What you have to do: The exercise asks for every line of the data to be reproduced exactly.
═════ Given records
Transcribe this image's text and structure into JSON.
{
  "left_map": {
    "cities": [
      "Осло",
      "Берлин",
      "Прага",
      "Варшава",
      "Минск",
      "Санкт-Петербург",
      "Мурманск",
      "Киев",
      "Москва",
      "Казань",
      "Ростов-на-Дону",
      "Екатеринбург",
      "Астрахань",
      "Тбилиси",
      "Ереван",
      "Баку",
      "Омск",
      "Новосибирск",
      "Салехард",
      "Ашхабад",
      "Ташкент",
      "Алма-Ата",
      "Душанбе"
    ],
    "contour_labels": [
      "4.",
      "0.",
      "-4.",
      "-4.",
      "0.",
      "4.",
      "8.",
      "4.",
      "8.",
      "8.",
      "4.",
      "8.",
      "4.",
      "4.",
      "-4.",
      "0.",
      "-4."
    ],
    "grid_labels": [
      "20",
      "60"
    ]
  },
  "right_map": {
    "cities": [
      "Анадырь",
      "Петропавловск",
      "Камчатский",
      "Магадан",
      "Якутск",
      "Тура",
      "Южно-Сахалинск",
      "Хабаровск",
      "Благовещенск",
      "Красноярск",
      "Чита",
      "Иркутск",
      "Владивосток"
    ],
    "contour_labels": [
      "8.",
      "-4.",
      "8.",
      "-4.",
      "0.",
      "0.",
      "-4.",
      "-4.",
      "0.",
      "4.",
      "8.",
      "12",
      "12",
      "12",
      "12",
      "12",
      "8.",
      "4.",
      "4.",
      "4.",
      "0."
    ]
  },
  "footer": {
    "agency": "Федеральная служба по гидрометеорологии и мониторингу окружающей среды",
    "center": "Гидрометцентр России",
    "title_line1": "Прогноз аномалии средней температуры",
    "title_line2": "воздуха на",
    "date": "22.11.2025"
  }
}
══════════
Result of the task:
Transcribe this image's text and structure into JSON.
{
  "left_map": {
    "cities": [
      "Осло",
      "Берлин",
      "Прага",
      "Варшава",
      "Минск",
      "Санкт-Петербург",
      "Мурманск",
      "Киев",
      "Москва",
      "Казань",
      "Ростов-на-Дону",
      "Екатеринбург",
      "Астрахань",
      "Тбилиси",
      "Ереван",
      "Баку",
      "Омск",
      "Новосибирск",
      "Салехард",
      "Ашхабад",
      "Ташкент",
      "Алма-Ата",
      "Душанбе"
    ],
    "contour_labels": [
      "4.",
      "0.",
      "-4.",
      "-4.",
      "0.",
      "4.",
      "8.",
      "4.",
      "8.",
      "8.",
      "4.",
      "8.",
      "4.",
      "4.",
      "-4.",
      "0.",
      "-4."
    ],
    "grid_labels": [
      "20",
      "60"
    ]
  },
  "right_map": {
    "cities": [
      "Анадырь",
      "Петропавловск",
      "Камчатский",
      "Магадан",
      "Якутск",
      "Тура",
      "Южно-Сахалинск",
      "Хабаровск",
      "Благовещенск",
      "Красноярск",
      "Чита",
      "Иркутск",
      "Владивосток"
    ],
    "contour_labels": [
      "8.",
      "-4.",
      "8.",
      "-4.",
      "0.",
      "0.",
      "-4.",
      "-4.",
      "0.",
      "4.",
      "8.",
      "12",
      "12",
      "12",
      "12",
      "12",
      "8.",
      "4.",
      "4.",
      "4.",
      "0."
    ]
  },
  "footer": {
    "agency": "Федеральная служба по гидрометеорологии и мониторингу окружающей среды",
    "center": "Гидрометцентр России",
    "title_line1": "Прогноз аномалии средней температуры",
    "title_line2": "воздуха на",
    "date": "22.11.2025"
  }
}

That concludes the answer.